__Exercise brief__.
Copy out lines with the word "COMMANDER" from the material that follows.

__Supplied entries__.
● ● ● ● ●

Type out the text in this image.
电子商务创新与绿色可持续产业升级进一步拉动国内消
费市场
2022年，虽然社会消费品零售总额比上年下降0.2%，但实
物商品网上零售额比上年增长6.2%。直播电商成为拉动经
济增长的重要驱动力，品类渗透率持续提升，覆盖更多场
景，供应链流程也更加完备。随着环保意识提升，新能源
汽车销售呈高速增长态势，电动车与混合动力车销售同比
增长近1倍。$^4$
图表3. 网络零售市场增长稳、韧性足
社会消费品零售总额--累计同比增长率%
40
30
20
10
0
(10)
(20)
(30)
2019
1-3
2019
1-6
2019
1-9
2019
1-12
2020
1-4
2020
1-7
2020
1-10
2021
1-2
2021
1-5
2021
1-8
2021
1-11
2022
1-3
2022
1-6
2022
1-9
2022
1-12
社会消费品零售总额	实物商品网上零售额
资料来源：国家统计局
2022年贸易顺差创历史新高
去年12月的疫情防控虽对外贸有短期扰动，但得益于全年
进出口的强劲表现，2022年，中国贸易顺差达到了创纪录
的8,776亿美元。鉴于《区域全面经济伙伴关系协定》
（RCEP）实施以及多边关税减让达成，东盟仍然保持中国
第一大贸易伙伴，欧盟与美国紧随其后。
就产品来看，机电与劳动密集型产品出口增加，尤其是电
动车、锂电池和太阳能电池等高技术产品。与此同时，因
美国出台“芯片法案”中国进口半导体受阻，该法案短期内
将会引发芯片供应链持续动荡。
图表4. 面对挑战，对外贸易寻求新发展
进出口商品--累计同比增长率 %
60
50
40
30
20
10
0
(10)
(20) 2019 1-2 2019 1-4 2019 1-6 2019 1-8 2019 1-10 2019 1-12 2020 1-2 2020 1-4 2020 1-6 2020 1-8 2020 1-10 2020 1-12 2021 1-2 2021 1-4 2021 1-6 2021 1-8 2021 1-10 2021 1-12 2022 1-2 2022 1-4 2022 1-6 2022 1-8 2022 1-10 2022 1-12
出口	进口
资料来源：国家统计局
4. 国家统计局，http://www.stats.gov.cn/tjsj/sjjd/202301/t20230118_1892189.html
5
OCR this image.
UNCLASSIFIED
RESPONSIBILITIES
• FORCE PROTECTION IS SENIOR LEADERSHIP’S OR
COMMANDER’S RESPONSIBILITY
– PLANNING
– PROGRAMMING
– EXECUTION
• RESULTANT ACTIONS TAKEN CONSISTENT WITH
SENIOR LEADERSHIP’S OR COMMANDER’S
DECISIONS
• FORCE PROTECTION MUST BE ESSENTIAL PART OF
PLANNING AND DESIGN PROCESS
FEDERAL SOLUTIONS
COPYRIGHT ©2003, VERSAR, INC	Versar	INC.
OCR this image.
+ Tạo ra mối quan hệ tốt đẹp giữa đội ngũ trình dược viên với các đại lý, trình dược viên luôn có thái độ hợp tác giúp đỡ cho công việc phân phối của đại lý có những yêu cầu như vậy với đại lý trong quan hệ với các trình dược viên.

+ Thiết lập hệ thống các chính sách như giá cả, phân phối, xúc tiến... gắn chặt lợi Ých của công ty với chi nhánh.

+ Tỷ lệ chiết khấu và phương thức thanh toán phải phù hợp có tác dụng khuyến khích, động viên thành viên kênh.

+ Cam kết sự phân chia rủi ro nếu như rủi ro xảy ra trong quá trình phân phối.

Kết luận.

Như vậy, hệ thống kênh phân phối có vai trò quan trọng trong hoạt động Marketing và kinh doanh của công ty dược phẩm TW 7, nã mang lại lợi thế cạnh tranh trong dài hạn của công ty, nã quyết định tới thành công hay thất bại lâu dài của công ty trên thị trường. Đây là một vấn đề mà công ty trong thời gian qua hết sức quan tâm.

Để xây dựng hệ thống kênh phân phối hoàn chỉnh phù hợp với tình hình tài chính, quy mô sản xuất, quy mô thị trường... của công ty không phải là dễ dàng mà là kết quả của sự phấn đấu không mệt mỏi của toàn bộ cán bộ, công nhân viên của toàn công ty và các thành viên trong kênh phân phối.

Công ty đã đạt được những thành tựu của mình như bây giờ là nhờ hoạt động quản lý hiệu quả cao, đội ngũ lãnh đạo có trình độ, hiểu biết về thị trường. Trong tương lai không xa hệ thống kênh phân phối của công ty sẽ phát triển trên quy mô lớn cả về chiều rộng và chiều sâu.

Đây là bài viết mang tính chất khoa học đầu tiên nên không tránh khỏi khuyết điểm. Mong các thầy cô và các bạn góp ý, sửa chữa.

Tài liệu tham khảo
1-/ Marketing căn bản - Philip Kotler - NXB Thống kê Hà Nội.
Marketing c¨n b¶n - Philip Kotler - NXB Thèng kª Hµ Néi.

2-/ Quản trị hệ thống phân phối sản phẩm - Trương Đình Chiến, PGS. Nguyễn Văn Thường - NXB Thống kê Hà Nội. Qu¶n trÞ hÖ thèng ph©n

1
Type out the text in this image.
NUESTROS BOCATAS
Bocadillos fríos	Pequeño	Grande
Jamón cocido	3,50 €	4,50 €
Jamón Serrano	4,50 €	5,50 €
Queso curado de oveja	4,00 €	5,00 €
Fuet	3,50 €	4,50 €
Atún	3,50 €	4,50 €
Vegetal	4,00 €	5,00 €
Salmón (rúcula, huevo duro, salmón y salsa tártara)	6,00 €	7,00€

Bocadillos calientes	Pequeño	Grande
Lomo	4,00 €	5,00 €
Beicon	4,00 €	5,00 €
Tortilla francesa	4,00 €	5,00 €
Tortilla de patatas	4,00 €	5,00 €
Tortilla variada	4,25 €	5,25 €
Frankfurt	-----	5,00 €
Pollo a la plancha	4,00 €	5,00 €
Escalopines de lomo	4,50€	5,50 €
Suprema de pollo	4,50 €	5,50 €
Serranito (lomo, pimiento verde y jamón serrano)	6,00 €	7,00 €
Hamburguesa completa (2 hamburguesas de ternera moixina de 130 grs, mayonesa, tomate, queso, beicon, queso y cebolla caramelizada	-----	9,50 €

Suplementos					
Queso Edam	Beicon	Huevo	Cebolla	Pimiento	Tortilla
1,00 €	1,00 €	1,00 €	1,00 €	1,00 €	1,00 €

● ● ● ● ●

__The result__.
COMMANDER’S RESPONSIBILITY
SENIOR LEADERSHIP’S OR COMMANDER’S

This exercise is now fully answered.